### Source excerpt
____
Islamic State tightens siege of Syria border town; more Europeans join US-led alliance

Britain's parliament voted 542 to 43 to back Prime Minister David Cameron's decision to join air strikes on Iraq.

A Kurdish Syrian refugee woman sits on a carriage after crossing the Turkish-Syrian border near the southeastern town of Suruc. (photo credit: REUTERS)
A Kurdish Syrian refugee woman sits on a carriage after crossing the Turkish-Syrian border near the southeastern town of Suruc.
(photo credit: REUTERS)
Islamic State fighters tightened their siege of a town on Syria's border with Turkey on Friday despite US-led air strikes aimed at defeating the militants in both Syria and Iraq, in a coalition which has now drawn widespread European support.
Washington's closest ally in the wars of the last decade joined the alliance at last on Friday after weeks of weighing its options: Britain's parliament voted 542 to 43 to back Prime Minister David Cameron's decision to join air strikes on Iraq.
Belgium's parliament also voted 114 to 2 on Friday to take part and Denmark said it would send planes. Six Belgian F-16s took off for a staging post in Greece even before the vote.
"This is not a threat on the far side of the world. Left unchecked, we will face a terrorist caliphate on the shores of the Mediterranean and bordering a NATO member, with a declared and proven intention to attack our country and our people," Cameron told British lawmakers.
Until this week France was the only Western country to answer President Barack Obama's call to join the US-led campaign. Since Monday, Australia and the Netherlands have also joined. On Friday Germany expressed support for the mission despite saying it would not send aircraft of its own.
____
### Short exercise a
In the entries, convert the lines from the line with "mini-calendar-day[interactable]: 31 —" through the line with "main-menu-button[interactable] — [16, 12, 56, 52]" into a Markdown table with the columns Row and Line, leaving out any blank lines.
The entries that follow are unrelated to the news report above and come from a separate source.

### Provided data
____
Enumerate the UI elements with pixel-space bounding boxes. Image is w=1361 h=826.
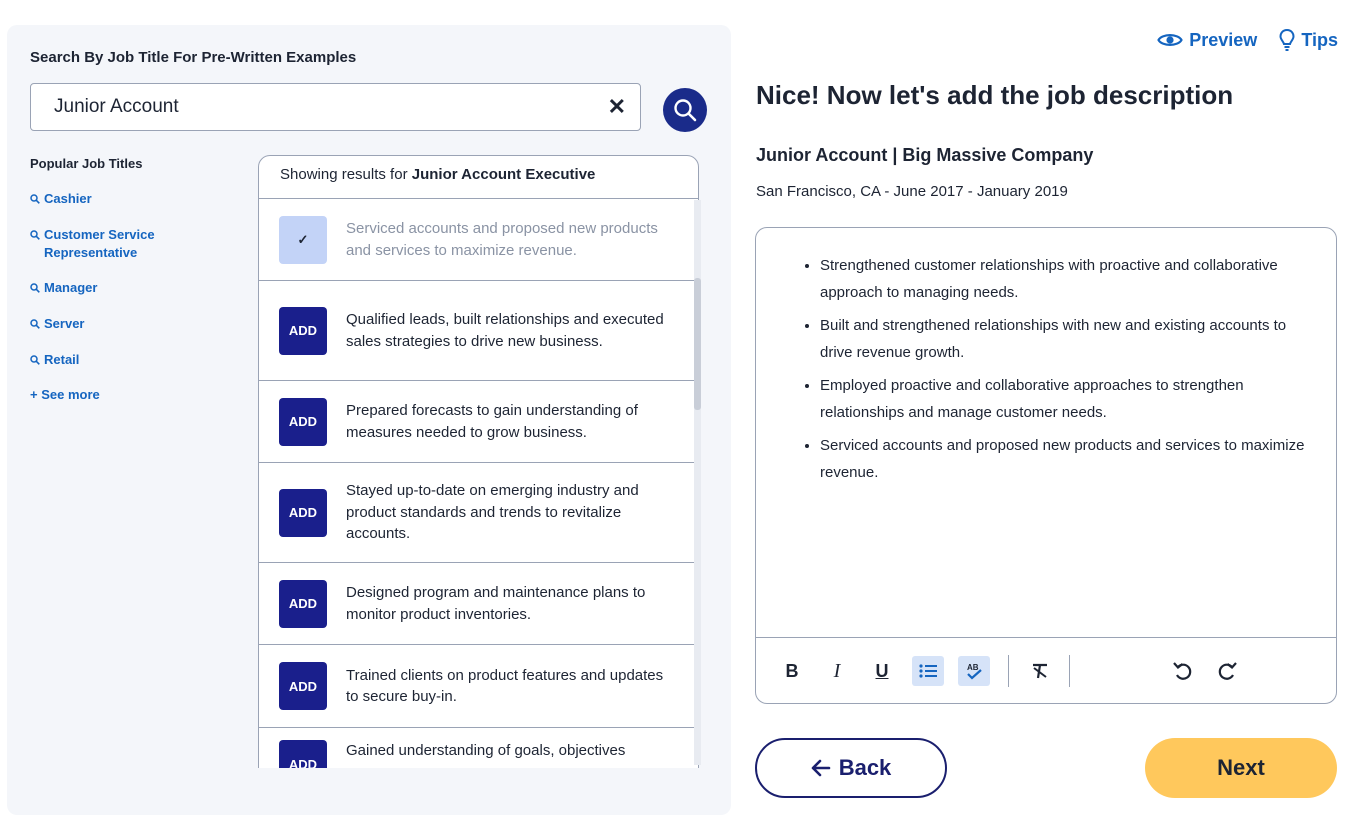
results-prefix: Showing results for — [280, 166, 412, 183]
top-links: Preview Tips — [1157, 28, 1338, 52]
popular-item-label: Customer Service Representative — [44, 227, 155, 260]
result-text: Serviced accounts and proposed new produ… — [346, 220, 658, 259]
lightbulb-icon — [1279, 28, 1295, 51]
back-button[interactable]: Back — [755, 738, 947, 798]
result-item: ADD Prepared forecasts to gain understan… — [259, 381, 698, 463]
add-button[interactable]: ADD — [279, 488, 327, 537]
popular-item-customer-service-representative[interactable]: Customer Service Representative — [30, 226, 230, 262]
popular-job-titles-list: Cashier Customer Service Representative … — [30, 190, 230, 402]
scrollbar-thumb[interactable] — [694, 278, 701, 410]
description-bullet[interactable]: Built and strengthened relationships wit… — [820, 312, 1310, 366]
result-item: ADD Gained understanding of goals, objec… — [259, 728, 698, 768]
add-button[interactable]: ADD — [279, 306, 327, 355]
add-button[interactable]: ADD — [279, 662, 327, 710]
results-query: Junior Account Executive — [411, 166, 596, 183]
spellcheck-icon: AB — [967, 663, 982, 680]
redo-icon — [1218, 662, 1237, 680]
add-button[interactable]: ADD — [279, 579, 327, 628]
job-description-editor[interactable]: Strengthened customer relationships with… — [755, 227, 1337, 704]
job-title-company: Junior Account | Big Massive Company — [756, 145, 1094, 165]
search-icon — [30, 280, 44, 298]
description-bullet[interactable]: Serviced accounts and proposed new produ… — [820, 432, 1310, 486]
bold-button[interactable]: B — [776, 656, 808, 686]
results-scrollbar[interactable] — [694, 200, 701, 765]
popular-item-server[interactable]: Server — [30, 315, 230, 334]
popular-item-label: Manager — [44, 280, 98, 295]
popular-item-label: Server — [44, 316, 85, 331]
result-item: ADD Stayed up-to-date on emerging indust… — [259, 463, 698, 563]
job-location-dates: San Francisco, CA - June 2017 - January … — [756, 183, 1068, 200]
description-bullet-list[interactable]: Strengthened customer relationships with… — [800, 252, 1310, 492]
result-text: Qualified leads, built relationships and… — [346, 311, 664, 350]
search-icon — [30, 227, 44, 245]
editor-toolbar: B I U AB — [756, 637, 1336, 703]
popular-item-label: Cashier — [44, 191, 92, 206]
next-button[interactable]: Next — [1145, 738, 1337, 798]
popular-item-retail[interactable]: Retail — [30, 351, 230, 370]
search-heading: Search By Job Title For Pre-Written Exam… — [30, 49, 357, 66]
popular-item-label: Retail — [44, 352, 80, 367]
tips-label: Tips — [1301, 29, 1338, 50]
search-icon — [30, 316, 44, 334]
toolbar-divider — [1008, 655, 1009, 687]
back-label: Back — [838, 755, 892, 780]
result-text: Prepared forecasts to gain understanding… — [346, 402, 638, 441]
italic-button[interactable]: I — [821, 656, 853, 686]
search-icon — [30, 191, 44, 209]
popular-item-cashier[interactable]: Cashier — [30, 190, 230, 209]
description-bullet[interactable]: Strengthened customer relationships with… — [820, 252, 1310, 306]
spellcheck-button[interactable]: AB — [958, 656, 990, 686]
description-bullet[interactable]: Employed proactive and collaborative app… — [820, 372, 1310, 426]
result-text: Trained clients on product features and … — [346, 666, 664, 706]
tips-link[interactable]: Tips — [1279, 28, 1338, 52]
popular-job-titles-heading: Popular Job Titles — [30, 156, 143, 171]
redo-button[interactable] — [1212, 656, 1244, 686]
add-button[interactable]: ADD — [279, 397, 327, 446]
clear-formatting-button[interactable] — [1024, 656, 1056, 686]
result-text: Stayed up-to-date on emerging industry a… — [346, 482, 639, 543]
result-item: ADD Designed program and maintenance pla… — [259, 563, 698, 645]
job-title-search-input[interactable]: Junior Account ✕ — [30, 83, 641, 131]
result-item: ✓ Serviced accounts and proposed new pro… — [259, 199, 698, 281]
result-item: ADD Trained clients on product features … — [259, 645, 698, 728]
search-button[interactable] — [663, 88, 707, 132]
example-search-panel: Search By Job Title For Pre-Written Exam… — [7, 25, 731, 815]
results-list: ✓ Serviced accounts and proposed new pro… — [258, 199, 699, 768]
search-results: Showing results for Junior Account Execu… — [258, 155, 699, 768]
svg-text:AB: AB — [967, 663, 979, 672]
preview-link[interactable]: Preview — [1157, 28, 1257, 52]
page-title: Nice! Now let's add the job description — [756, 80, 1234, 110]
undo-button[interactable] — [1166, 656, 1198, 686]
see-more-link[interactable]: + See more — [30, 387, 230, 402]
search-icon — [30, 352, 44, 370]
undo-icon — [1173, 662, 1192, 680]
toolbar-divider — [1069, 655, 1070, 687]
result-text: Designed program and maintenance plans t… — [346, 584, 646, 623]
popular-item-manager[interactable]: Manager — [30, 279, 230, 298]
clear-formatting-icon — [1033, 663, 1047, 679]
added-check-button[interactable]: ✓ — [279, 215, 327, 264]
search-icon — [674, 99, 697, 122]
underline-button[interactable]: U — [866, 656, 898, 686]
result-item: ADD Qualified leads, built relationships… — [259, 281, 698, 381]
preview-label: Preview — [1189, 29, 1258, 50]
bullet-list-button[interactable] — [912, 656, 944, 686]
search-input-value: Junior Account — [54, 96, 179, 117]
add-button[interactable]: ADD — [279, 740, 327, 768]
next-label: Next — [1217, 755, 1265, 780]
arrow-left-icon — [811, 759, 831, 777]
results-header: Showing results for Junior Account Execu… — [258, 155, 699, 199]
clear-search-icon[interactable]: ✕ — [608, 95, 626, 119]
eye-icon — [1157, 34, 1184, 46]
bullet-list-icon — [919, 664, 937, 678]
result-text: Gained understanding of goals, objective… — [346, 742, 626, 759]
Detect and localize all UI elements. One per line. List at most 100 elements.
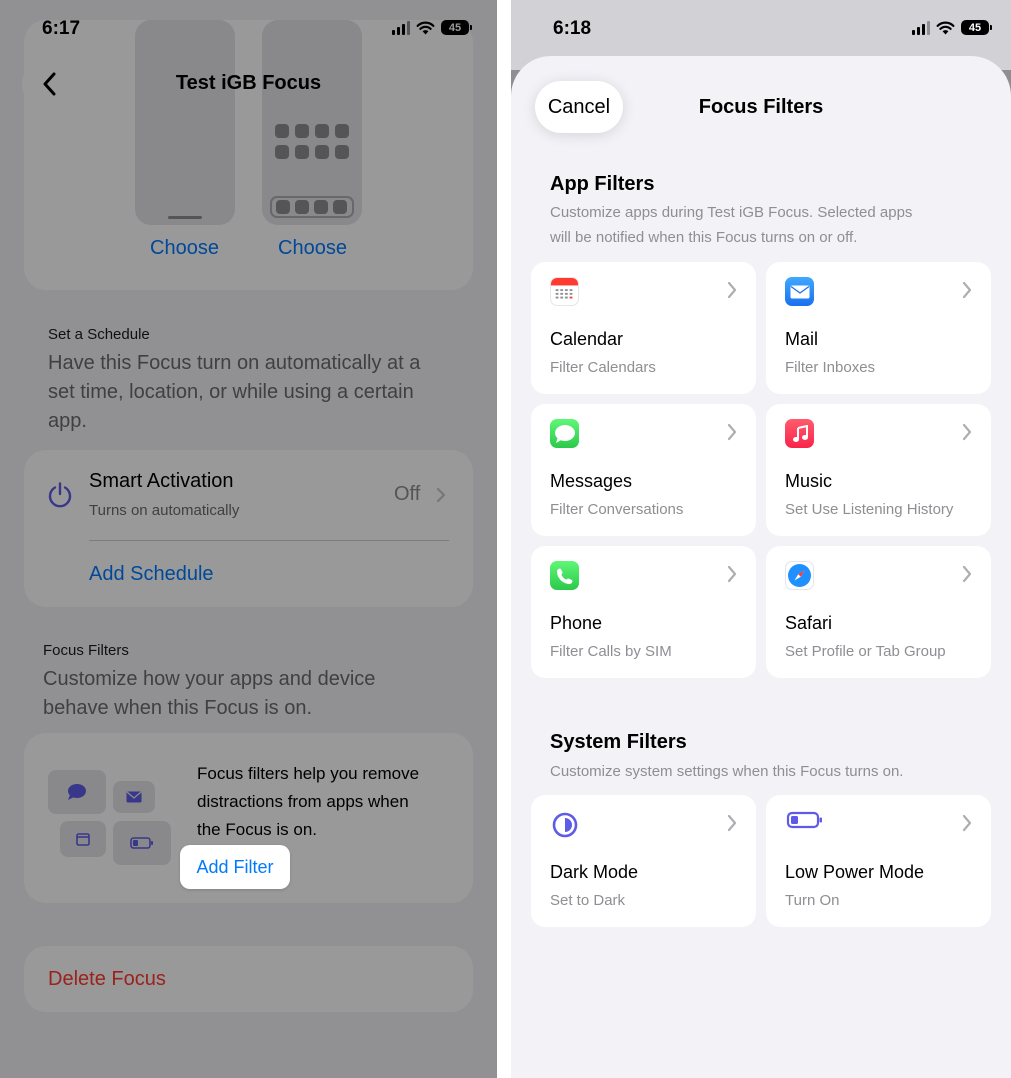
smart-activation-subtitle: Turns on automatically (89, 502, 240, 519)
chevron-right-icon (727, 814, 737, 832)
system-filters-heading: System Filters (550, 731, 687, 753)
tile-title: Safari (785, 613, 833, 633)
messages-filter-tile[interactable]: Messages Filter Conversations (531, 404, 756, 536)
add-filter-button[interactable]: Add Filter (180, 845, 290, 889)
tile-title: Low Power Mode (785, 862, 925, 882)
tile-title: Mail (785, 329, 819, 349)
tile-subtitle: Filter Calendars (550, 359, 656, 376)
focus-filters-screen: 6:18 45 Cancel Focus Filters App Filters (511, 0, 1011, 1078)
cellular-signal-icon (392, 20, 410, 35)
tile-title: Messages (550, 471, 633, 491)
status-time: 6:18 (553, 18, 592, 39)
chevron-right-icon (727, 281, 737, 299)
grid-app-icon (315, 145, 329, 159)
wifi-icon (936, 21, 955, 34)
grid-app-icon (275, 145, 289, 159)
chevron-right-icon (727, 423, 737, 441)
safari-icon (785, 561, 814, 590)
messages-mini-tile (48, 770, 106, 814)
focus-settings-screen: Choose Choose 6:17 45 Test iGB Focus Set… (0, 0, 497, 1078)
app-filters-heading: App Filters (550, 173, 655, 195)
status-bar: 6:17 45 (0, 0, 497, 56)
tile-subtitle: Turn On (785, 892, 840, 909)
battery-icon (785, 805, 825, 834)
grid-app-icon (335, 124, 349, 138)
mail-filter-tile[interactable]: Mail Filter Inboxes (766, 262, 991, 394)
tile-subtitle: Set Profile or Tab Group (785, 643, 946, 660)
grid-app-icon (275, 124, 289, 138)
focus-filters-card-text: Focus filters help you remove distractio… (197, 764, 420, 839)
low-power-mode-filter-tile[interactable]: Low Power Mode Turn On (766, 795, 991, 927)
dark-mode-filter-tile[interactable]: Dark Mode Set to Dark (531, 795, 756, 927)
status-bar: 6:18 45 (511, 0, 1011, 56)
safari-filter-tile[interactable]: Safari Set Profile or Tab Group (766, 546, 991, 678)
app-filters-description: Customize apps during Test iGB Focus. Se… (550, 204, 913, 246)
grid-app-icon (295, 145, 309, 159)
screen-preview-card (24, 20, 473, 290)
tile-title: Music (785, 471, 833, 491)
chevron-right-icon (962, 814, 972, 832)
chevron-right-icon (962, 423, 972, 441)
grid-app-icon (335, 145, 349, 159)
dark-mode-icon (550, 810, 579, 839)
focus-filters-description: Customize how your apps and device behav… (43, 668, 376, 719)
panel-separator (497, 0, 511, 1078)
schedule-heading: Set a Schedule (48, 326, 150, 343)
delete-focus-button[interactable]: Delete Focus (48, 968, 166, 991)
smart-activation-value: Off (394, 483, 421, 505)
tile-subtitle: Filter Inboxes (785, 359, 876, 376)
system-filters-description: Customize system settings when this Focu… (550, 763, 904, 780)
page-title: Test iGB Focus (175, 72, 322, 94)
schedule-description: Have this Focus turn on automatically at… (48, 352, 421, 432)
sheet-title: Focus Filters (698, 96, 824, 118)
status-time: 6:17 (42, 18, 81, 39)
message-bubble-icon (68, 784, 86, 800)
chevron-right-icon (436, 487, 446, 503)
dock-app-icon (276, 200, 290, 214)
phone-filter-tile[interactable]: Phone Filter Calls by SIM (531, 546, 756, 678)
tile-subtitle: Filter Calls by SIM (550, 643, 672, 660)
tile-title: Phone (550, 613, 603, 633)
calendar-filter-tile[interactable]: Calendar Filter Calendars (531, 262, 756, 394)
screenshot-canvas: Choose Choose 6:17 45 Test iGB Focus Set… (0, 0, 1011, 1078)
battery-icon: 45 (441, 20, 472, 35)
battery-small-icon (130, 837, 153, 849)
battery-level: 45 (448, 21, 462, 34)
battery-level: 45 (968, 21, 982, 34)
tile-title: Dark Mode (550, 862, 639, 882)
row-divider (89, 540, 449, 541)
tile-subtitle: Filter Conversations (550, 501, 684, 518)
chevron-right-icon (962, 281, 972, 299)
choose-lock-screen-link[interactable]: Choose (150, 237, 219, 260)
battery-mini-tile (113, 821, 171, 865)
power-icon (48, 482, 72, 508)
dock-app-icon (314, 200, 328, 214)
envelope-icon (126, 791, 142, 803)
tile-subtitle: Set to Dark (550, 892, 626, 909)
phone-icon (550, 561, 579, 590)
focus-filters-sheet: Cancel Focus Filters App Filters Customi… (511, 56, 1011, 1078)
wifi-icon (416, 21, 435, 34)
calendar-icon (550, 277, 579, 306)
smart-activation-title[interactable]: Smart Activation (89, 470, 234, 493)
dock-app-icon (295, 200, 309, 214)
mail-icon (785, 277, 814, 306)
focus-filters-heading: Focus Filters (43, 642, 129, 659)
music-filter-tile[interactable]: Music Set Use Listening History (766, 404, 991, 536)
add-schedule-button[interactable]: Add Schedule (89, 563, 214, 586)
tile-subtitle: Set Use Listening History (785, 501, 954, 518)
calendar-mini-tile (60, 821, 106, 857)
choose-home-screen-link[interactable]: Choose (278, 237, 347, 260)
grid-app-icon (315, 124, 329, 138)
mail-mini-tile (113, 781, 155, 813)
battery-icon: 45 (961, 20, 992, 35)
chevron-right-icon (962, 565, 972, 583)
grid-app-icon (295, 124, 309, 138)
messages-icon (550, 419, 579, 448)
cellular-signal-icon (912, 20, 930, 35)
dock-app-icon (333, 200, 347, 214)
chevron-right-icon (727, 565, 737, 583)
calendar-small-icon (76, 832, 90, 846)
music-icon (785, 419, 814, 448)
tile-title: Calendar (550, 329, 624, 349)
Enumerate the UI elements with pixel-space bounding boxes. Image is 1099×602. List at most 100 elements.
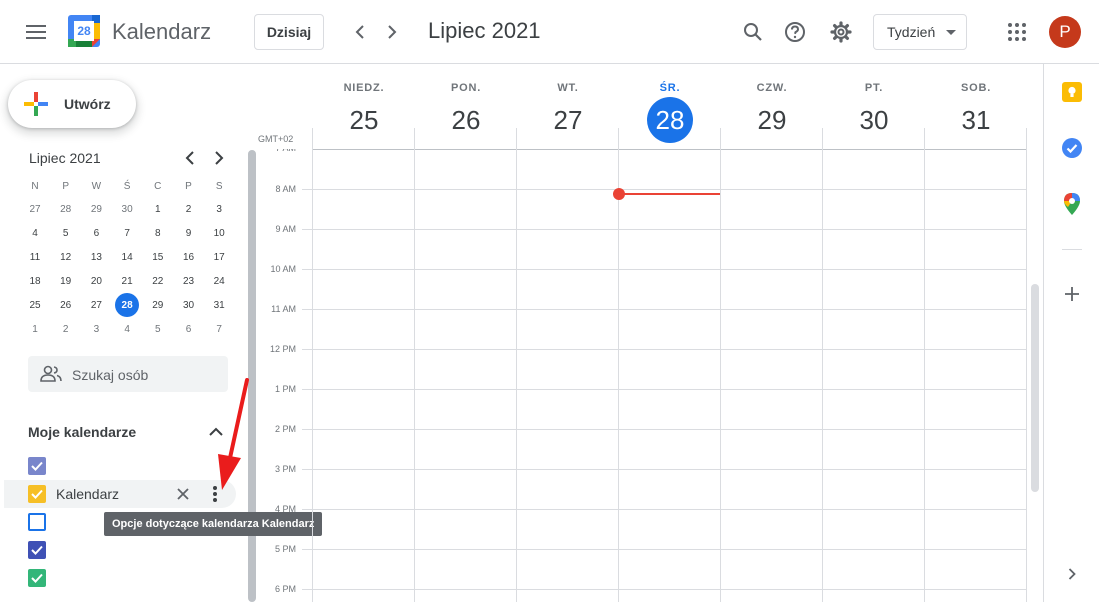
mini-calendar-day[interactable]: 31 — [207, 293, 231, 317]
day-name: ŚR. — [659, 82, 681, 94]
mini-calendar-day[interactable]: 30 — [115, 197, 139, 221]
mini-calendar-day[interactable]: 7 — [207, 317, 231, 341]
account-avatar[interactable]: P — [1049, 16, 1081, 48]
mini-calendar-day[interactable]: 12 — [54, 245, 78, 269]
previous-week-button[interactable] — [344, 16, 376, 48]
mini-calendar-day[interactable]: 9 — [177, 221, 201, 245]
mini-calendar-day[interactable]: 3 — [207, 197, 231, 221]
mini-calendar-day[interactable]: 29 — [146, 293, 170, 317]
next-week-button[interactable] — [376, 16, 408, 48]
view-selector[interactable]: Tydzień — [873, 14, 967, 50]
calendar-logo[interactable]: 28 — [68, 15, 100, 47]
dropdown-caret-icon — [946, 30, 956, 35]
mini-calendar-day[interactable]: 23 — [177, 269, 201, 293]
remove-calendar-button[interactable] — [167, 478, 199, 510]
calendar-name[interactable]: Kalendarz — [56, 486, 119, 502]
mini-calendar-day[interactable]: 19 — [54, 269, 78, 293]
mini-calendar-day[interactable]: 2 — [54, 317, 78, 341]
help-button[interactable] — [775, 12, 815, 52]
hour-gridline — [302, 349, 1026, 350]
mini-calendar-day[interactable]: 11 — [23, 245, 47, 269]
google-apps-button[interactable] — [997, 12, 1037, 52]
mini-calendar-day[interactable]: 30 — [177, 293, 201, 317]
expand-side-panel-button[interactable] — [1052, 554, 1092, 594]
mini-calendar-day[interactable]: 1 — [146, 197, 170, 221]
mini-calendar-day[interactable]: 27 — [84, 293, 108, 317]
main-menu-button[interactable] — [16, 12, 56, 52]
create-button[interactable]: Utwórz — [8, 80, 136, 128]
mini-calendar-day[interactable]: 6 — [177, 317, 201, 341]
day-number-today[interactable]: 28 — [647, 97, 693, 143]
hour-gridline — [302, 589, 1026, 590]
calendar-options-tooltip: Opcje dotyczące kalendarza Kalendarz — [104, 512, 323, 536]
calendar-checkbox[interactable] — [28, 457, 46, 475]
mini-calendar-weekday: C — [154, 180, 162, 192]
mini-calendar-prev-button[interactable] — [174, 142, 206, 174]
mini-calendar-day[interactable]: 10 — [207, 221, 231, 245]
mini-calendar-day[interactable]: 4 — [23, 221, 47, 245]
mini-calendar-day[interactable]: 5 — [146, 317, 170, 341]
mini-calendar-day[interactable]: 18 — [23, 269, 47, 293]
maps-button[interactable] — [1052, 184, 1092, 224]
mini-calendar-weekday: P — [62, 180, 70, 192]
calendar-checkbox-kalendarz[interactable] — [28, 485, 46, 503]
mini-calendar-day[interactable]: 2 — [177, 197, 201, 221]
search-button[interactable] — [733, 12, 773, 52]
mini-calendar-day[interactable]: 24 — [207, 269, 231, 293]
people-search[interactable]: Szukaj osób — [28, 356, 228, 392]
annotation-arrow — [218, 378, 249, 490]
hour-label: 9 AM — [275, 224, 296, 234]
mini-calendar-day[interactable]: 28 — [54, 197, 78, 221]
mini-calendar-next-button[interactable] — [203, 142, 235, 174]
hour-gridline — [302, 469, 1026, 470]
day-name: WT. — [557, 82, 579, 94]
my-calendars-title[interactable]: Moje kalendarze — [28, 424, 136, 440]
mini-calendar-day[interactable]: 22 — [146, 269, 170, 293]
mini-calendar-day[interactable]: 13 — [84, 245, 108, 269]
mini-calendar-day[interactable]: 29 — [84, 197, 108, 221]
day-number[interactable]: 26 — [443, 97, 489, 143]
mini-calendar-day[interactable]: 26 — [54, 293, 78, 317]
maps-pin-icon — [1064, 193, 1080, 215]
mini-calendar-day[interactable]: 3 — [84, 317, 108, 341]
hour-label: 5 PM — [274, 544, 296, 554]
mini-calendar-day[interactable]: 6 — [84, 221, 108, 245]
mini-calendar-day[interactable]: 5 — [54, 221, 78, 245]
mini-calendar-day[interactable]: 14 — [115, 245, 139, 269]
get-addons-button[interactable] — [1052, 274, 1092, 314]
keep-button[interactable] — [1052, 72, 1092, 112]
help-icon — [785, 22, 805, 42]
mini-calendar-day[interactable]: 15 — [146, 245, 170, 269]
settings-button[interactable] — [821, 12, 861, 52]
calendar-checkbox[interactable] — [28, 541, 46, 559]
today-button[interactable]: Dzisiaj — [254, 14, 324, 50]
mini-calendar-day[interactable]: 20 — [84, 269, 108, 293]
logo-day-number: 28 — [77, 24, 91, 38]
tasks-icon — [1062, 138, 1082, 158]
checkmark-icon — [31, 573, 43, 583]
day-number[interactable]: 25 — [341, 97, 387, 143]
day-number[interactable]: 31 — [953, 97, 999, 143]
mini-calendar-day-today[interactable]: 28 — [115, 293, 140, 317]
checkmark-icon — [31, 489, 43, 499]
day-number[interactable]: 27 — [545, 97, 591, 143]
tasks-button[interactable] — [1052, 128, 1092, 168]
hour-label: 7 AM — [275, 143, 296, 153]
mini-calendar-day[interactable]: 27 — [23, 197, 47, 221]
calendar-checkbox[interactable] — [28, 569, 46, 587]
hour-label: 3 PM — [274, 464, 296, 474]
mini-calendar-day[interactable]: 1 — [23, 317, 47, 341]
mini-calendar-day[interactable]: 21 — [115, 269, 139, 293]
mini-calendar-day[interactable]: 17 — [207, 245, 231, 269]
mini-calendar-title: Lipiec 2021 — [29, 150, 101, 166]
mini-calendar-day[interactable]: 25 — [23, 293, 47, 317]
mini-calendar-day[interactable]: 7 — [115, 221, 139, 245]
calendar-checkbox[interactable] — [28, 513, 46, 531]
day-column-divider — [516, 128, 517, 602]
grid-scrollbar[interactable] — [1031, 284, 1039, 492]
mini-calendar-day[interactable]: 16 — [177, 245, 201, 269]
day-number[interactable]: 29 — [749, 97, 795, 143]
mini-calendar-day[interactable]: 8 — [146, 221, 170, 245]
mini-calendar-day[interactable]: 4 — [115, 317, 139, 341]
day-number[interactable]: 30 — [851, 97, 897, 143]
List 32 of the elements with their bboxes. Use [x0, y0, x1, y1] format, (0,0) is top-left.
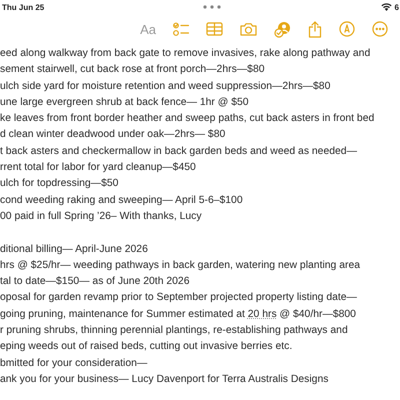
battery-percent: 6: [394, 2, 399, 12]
____
### Short exercise b
Translate this sentence from the news report on the Islamic State siege into Spanish: "Belgium's parliament also voted 114 to 2 on Friday to take part and Denmark said it would send planes."

### Response a
| Row | Line |
|---|---|
| 1 | mini-calendar-day[interactable]: 31 — [207, 293, 231, 317] |
| 2 | day-name: ŚR. — [659, 82, 681, 94] |
| 3 | mini-calendar-day[interactable]: 30 — [115, 197, 139, 221] |
| 4 | mini-calendar-day[interactable]: 7 — [207, 317, 231, 341] |
| 5 | account-avatar[interactable]: P — [1049, 16, 1081, 48] |
| 6 | mini-calendar-day[interactable]: 12 — [54, 245, 78, 269] |
| 7 | previous-week-button[interactable] — [344, 16, 376, 48] |
| 8 | mini-calendar-day[interactable]: 9 — [177, 221, 201, 245] |
| 9 | mini-calendar-day[interactable]: 3 — [207, 197, 231, 221] |
| 10 | mini-calendar-day[interactable]: 29 — [146, 293, 170, 317] |
| 11 | next-week-button[interactable] — [376, 16, 408, 48] |
| 12 | view-selector[interactable]: Tydzień — [873, 14, 967, 50] |
| 13 | calendar-logo[interactable]: 28 — [68, 15, 100, 47] |
| 14 | dropdown-caret-icon — [946, 30, 956, 35] |
| 15 | mini-calendar-day[interactable]: 23 — [177, 269, 201, 293] |
| 16 | remove-calendar-button[interactable] — [167, 478, 199, 510] |
| 17 | calendar-name[interactable]: Kalendarz — [56, 486, 119, 502] |
| 18 | mini-calendar-day[interactable]: 19 — [54, 269, 78, 293] |
| 19 | mini-calendar-day[interactable]: 2 — [54, 317, 78, 341] |
| 20 | help-button[interactable] — [775, 12, 815, 52] |
| 21 | hour-gridline — [302, 349, 1026, 350] |
| 22 | mini-calendar-day[interactable]: 11 — [23, 245, 47, 269] |
| 23 | google-apps-button[interactable] — [997, 12, 1037, 52] |
| 24 | mini-calendar-day[interactable]: 30 — [177, 293, 201, 317] |
| 25 | expand-side-panel-button[interactable] — [1052, 554, 1092, 594] |
| 26 | mini-calendar-day[interactable]: 1 — [146, 197, 170, 221] |
| 27 | mini-calendar-day[interactable]: 27 — [84, 293, 108, 317] |
| 28 | main-menu-button[interactable] — [16, 12, 56, 52] |

### Response b
El parlamento de Bélgica también votó 114 contra 2 el viernes a favor de participar, y Dinamarca dijo que enviaría aviones.